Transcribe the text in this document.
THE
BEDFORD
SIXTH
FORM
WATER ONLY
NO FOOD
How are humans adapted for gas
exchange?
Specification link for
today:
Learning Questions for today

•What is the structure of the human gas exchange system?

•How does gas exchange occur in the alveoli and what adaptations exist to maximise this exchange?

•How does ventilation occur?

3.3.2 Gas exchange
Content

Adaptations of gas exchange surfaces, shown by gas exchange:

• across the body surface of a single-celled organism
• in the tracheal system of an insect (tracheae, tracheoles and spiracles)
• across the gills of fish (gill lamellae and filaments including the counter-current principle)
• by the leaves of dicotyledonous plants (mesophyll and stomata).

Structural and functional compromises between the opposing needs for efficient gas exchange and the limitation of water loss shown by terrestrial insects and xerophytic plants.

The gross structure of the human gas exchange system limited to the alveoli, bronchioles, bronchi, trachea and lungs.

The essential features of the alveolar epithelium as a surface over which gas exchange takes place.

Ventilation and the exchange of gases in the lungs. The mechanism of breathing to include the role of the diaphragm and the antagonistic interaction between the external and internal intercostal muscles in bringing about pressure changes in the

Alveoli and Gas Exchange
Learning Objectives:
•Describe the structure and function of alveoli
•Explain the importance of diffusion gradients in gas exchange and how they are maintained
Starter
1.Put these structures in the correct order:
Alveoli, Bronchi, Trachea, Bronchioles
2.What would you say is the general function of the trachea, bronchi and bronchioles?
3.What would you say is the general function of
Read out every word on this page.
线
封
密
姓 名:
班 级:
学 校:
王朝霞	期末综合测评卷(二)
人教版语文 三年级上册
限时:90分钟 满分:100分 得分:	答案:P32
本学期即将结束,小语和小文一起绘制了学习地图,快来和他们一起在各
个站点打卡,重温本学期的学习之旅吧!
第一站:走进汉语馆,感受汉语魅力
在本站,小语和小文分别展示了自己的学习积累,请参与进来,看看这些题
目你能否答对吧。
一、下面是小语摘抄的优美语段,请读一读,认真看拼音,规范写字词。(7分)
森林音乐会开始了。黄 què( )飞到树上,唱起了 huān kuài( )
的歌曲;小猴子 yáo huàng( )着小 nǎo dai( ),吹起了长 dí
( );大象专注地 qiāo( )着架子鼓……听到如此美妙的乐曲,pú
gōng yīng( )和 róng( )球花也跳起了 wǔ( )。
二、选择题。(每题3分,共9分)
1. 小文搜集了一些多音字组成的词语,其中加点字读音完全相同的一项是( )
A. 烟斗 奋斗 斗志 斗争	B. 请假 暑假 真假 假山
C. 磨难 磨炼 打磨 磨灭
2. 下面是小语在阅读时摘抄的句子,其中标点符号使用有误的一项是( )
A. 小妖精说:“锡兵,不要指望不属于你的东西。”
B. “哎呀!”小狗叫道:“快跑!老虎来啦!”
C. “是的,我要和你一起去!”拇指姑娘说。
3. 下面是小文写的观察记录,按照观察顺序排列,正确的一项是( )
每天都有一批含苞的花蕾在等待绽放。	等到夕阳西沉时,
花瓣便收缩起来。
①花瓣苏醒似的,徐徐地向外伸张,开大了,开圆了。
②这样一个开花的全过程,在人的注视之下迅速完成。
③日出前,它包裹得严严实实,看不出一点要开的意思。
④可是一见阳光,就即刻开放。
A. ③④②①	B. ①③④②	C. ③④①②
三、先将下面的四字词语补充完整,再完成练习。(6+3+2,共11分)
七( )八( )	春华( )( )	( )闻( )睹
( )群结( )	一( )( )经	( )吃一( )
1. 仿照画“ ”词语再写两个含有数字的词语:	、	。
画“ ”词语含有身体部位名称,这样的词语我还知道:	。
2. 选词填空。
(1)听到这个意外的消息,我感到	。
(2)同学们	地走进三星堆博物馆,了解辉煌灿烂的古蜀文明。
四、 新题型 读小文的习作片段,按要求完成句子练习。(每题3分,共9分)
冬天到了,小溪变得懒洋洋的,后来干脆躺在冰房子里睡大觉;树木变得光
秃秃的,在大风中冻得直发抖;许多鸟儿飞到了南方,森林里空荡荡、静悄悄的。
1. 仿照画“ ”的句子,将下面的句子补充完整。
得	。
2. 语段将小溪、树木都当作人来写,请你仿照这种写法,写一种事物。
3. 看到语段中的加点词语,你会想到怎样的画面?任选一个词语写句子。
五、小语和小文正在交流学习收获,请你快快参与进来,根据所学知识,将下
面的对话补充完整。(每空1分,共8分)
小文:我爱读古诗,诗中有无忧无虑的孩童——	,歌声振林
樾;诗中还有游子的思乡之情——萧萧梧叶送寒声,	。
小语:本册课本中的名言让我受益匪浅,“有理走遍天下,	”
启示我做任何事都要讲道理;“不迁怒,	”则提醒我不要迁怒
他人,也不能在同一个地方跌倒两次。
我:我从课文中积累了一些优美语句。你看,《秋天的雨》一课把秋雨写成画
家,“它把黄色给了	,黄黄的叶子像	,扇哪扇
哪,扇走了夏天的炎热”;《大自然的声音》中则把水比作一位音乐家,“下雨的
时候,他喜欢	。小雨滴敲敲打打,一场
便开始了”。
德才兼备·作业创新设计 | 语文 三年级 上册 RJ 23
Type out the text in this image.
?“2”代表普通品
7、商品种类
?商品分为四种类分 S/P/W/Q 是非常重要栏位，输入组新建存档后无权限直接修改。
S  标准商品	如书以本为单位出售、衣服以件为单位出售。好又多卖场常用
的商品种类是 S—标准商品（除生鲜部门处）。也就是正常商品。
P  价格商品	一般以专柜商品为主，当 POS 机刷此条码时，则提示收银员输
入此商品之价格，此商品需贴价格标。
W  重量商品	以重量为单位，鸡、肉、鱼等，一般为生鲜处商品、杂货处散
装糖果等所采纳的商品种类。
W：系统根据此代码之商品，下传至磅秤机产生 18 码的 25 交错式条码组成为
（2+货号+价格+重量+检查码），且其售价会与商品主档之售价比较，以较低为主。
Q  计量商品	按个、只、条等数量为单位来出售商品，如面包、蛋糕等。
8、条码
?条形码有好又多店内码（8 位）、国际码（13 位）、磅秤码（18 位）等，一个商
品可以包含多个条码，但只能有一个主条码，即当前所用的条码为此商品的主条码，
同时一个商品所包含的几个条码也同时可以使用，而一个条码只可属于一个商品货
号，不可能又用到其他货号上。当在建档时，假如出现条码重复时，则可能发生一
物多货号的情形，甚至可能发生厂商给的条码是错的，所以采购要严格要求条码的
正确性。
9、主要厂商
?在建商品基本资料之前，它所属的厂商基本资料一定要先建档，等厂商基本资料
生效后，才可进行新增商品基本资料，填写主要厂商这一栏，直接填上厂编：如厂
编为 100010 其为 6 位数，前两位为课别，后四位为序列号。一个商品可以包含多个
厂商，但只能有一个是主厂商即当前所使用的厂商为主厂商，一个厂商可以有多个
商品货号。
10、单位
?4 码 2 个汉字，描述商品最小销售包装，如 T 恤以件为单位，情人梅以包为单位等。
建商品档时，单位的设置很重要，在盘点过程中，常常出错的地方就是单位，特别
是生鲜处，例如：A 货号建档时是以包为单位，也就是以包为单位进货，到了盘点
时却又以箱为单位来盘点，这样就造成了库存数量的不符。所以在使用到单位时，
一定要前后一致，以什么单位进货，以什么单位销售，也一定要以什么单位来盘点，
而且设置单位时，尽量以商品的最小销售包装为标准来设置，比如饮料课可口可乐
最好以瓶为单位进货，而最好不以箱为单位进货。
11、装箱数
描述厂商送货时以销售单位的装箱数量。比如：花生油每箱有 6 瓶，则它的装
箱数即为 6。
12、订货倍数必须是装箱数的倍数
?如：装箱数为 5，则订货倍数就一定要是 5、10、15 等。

*Exercise brief*:
Print all of the entries exactly as they appear.

*Solution*:
Transcribe the text in this document.
THE
BEDFORD
SIXTH
FORM
WATER ONLY
NO FOOD
How are humans adapted for gas
exchange?
Specification link for
today:
Learning Questions for today

•What is the structure of the human gas exchange system?

•How does gas exchange occur in the alveoli and what adaptations exist to maximise this exchange?

•How does ventilation occur?

3.3.2 Gas exchange
Content

Adaptations of gas exchange surfaces, shown by gas exchange:

• across the body surface of a single-celled organism
• in the tracheal system of an insect (tracheae, tracheoles and spiracles)
• across the gills of fish (gill lamellae and filaments including the counter-current principle)
• by the leaves of dicotyledonous plants (mesophyll and stomata).

Structural and functional compromises between the opposing needs for efficient gas exchange and the limitation of water loss shown by terrestrial insects and xerophytic plants.

The gross structure of the human gas exchange system limited to the alveoli, bronchioles, bronchi, trachea and lungs.

The essential features of the alveolar epithelium as a surface over which gas exchange takes place.

Ventilation and the exchange of gases in the lungs. The mechanism of breathing to include the role of the diaphragm and the antagonistic interaction between the external and internal intercostal muscles in bringing about pressure changes in the

Alveoli and Gas Exchange
Learning Objectives:
•Describe the structure and function of alveoli
•Explain the importance of diffusion gradients in gas exchange and how they are maintained
Starter
1.Put these structures in the correct order:
Alveoli, Bronchi, Trachea, Bronchioles
2.What would you say is the general function of the trachea, bronchi and bronchioles?
3.What would you say is the general function of
Read out every word on this page.
线
封
密
姓 名:
班 级:
学 校:
王朝霞	期末综合测评卷(二)
人教版语文 三年级上册
限时:90分钟 满分:100分 得分:	答案:P32
本学期即将结束,小语和小文一起绘制了学习地图,快来和他们一起在各
个站点打卡,重温本学期的学习之旅吧!
第一站:走进汉语馆,感受汉语魅力
在本站,小语和小文分别展示了自己的学习积累,请参与进来,看看这些题
目你能否答对吧。
一、下面是小语摘抄的优美语段,请读一读,认真看拼音,规范写字词。(7分)
森林音乐会开始了。黄 què( )飞到树上,唱起了 huān kuài( )
的歌曲;小猴子 yáo huàng( )着小 nǎo dai( ),吹起了长 dí
( );大象专注地 qiāo( )着架子鼓……听到如此美妙的乐曲,pú
gōng yīng( )和 róng( )球花也跳起了 wǔ( )。
二、选择题。(每题3分,共9分)
1. 小文搜集了一些多音字组成的词语,其中加点字读音完全相同的一项是( )
A. 烟斗 奋斗 斗志 斗争	B. 请假 暑假 真假 假山
C. 磨难 磨炼 打磨 磨灭
2. 下面是小语在阅读时摘抄的句子,其中标点符号使用有误的一项是( )
A. 小妖精说:“锡兵,不要指望不属于你的东西。”
B. “哎呀!”小狗叫道:“快跑!老虎来啦!”
C. “是的,我要和你一起去!”拇指姑娘说。
3. 下面是小文写的观察记录,按照观察顺序排列,正确的一项是( )
每天都有一批含苞的花蕾在等待绽放。	等到夕阳西沉时,
花瓣便收缩起来。
①花瓣苏醒似的,徐徐地向外伸张,开大了,开圆了。
②这样一个开花的全过程,在人的注视之下迅速完成。
③日出前,它包裹得严严实实,看不出一点要开的意思。
④可是一见阳光,就即刻开放。
A. ③④②①	B. ①③④②	C. ③④①②
三、先将下面的四字词语补充完整,再完成练习。(6+3+2,共11分)
七( )八( )	春华( )( )	( )闻( )睹
( )群结( )	一( )( )经	( )吃一( )
1. 仿照画“ ”词语再写两个含有数字的词语:	、	。
画“ ”词语含有身体部位名称,这样的词语我还知道:	。
2. 选词填空。
(1)听到这个意外的消息,我感到	。
(2)同学们	地走进三星堆博物馆,了解辉煌灿烂的古蜀文明。
四、 新题型 读小文的习作片段,按要求完成句子练习。(每题3分,共9分)
冬天到了,小溪变得懒洋洋的,后来干脆躺在冰房子里睡大觉;树木变得光
秃秃的,在大风中冻得直发抖;许多鸟儿飞到了南方,森林里空荡荡、静悄悄的。
1. 仿照画“ ”的句子,将下面的句子补充完整。
得	。
2. 语段将小溪、树木都当作人来写,请你仿照这种写法,写一种事物。
3. 看到语段中的加点词语,你会想到怎样的画面?任选一个词语写句子。
五、小语和小文正在交流学习收获,请你快快参与进来,根据所学知识,将下
面的对话补充完整。(每空1分,共8分)
小文:我爱读古诗,诗中有无忧无虑的孩童——	,歌声振林
樾;诗中还有游子的思乡之情——萧萧梧叶送寒声,	。
小语:本册课本中的名言让我受益匪浅,“有理走遍天下,	”
启示我做任何事都要讲道理;“不迁怒,	”则提醒我不要迁怒
他人,也不能在同一个地方跌倒两次。
我:我从课文中积累了一些优美语句。你看,《秋天的雨》一课把秋雨写成画
家,“它把黄色给了	,黄黄的叶子像	,扇哪扇
哪,扇走了夏天的炎热”;《大自然的声音》中则把水比作一位音乐家,“下雨的
时候,他喜欢	。小雨滴敲敲打打,一场
便开始了”。
德才兼备·作业创新设计 | 语文 三年级 上册 RJ 23
Type out the text in this image.
?“2”代表普通品
7、商品种类
?商品分为四种类分 S/P/W/Q 是非常重要栏位，输入组新建存档后无权限直接修改。
S  标准商品	如书以本为单位出售、衣服以件为单位出售。好又多卖场常用
的商品种类是 S—标准商品（除生鲜部门处）。也就是正常商品。
P  价格商品	一般以专柜商品为主，当 POS 机刷此条码时，则提示收银员输
入此商品之价格，此商品需贴价格标。
W  重量商品	以重量为单位，鸡、肉、鱼等，一般为生鲜处商品、杂货处散
装糖果等所采纳的商品种类。
W：系统根据此代码之商品，下传至磅秤机产生 18 码的 25 交错式条码组成为
（2+货号+价格+重量+检查码），且其售价会与商品主档之售价比较，以较低为主。
Q  计量商品	按个、只、条等数量为单位来出售商品，如面包、蛋糕等。
8、条码
?条形码有好又多店内码（8 位）、国际码（13 位）、磅秤码（18 位）等，一个商
品可以包含多个条码，但只能有一个主条码，即当前所用的条码为此商品的主条码，
同时一个商品所包含的几个条码也同时可以使用，而一个条码只可属于一个商品货
号，不可能又用到其他货号上。当在建档时，假如出现条码重复时，则可能发生一
物多货号的情形，甚至可能发生厂商给的条码是错的，所以采购要严格要求条码的
正确性。
9、主要厂商
?在建商品基本资料之前，它所属的厂商基本资料一定要先建档，等厂商基本资料
生效后，才可进行新增商品基本资料，填写主要厂商这一栏，直接填上厂编：如厂
编为 100010 其为 6 位数，前两位为课别，后四位为序列号。一个商品可以包含多个
厂商，但只能有一个是主厂商即当前所使用的厂商为主厂商，一个厂商可以有多个
商品货号。
10、单位
?4 码 2 个汉字，描述商品最小销售包装，如 T 恤以件为单位，情人梅以包为单位等。
建商品档时，单位的设置很重要，在盘点过程中，常常出错的地方就是单位，特别
是生鲜处，例如：A 货号建档时是以包为单位，也就是以包为单位进货，到了盘点
时却又以箱为单位来盘点，这样就造成了库存数量的不符。所以在使用到单位时，
一定要前后一致，以什么单位进货，以什么单位销售，也一定要以什么单位来盘点，
而且设置单位时，尽量以商品的最小销售包装为标准来设置，比如饮料课可口可乐
最好以瓶为单位进货，而最好不以箱为单位进货。
11、装箱数
描述厂商送货时以销售单位的装箱数量。比如：花生油每箱有 6 瓶，则它的装
箱数即为 6。
12、订货倍数必须是装箱数的倍数
?如：装箱数为 5，则订货倍数就一定要是 5、10、15 等。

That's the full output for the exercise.